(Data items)
<<<<
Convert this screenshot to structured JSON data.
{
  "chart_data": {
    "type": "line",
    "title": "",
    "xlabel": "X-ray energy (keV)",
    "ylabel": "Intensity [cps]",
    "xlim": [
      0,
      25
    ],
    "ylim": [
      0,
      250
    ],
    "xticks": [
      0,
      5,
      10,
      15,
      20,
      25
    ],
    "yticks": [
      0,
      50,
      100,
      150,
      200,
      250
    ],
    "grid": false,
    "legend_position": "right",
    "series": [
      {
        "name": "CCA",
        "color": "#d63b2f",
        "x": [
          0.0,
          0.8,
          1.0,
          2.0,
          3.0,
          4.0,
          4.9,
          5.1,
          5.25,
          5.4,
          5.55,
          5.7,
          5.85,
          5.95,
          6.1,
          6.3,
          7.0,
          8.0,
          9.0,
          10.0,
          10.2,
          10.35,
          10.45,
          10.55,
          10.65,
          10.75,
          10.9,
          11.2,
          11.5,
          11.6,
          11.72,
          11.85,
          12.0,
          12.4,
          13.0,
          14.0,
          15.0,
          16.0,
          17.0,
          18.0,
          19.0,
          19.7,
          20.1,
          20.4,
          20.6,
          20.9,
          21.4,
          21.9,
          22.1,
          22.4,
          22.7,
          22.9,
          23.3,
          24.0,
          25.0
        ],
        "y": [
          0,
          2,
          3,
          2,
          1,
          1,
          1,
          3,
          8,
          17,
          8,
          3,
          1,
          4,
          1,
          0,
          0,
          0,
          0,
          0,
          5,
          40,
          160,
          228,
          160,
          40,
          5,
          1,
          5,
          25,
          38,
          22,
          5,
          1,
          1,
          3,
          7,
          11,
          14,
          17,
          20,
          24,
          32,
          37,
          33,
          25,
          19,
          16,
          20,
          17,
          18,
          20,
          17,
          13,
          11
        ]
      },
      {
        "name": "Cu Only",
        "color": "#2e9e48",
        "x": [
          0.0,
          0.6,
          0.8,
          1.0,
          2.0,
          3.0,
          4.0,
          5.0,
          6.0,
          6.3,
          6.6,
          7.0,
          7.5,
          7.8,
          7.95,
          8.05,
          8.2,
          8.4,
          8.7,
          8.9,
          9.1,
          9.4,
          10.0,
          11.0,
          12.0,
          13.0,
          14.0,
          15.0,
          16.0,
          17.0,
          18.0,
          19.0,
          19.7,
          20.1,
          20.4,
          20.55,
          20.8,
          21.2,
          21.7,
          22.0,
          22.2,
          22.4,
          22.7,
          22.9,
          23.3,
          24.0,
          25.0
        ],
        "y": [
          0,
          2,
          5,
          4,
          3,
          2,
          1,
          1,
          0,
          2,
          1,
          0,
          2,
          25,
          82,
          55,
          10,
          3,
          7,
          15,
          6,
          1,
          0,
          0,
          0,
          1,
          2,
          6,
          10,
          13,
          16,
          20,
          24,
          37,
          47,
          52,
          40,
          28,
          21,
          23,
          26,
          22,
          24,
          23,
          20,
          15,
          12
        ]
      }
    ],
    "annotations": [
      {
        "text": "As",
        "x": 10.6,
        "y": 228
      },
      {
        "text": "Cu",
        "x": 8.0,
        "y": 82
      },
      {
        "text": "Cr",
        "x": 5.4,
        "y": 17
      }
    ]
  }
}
>>>>
## Problem to solve
Please output the entries above, every line exactly as it reads.

## The answer
Convert this screenshot to structured JSON data.
{
  "chart_data": {
    "type": "line",
    "title": "",
    "xlabel": "X-ray energy (keV)",
    "ylabel": "Intensity [cps]",
    "xlim": [
      0,
      25
    ],
    "ylim": [
      0,
      250
    ],
    "xticks": [
      0,
      5,
      10,
      15,
      20,
      25
    ],
    "yticks": [
      0,
      50,
      100,
      150,
      200,
      250
    ],
    "grid": false,
    "legend_position": "right",
    "series": [
      {
        "name": "CCA",
        "color": "#d63b2f",
        "x": [
          0.0,
          0.8,
          1.0,
          2.0,
          3.0,
          4.0,
          4.9,
          5.1,
          5.25,
          5.4,
          5.55,
          5.7,
          5.85,
          5.95,
          6.1,
          6.3,
          7.0,
          8.0,
          9.0,
          10.0,
          10.2,
          10.35,
          10.45,
          10.55,
          10.65,
          10.75,
          10.9,
          11.2,
          11.5,
          11.6,
          11.72,
          11.85,
          12.0,
          12.4,
          13.0,
          14.0,
          15.0,
          16.0,
          17.0,
          18.0,
          19.0,
          19.7,
          20.1,
          20.4,
          20.6,
          20.9,
          21.4,
          21.9,
          22.1,
          22.4,
          22.7,
          22.9,
          23.3,
          24.0,
          25.0
        ],
        "y": [
          0,
          2,
          3,
          2,
          1,
          1,
          1,
          3,
          8,
          17,
          8,
          3,
          1,
          4,
          1,
          0,
          0,
          0,
          0,
          0,
          5,
          40,
          160,
          228,
          160,
          40,
          5,
          1,
          5,
          25,
          38,
          22,
          5,
          1,
          1,
          3,
          7,
          11,
          14,
          17,
          20,
          24,
          32,
          37,
          33,
          25,
          19,
          16,
          20,
          17,
          18,
          20,
          17,
          13,
          11
        ]
      },
      {
        "name": "Cu Only",
        "color": "#2e9e48",
        "x": [
          0.0,
          0.6,
          0.8,
          1.0,
          2.0,
          3.0,
          4.0,
          5.0,
          6.0,
          6.3,
          6.6,
          7.0,
          7.5,
          7.8,
          7.95,
          8.05,
          8.2,
          8.4,
          8.7,
          8.9,
          9.1,
          9.4,
          10.0,
          11.0,
          12.0,
          13.0,
          14.0,
          15.0,
          16.0,
          17.0,
          18.0,
          19.0,
          19.7,
          20.1,
          20.4,
          20.55,
          20.8,
          21.2,
          21.7,
          22.0,
          22.2,
          22.4,
          22.7,
          22.9,
          23.3,
          24.0,
          25.0
        ],
        "y": [
          0,
          2,
          5,
          4,
          3,
          2,
          1,
          1,
          0,
          2,
          1,
          0,
          2,
          25,
          82,
          55,
          10,
          3,
          7,
          15,
          6,
          1,
          0,
          0,
          0,
          1,
          2,
          6,
          10,
          13,
          16,
          20,
          24,
          37,
          47,
          52,
          40,
          28,
          21,
          23,
          26,
          22,
          24,
          23,
          20,
          15,
          12
        ]
      }
    ],
    "annotations": [
      {
        "text": "As",
        "x": 10.6,
        "y": 228
      },
      {
        "text": "Cu",
        "x": 8.0,
        "y": 82
      },
      {
        "text": "Cr",
        "x": 5.4,
        "y": 17
      }
    ]
  }
}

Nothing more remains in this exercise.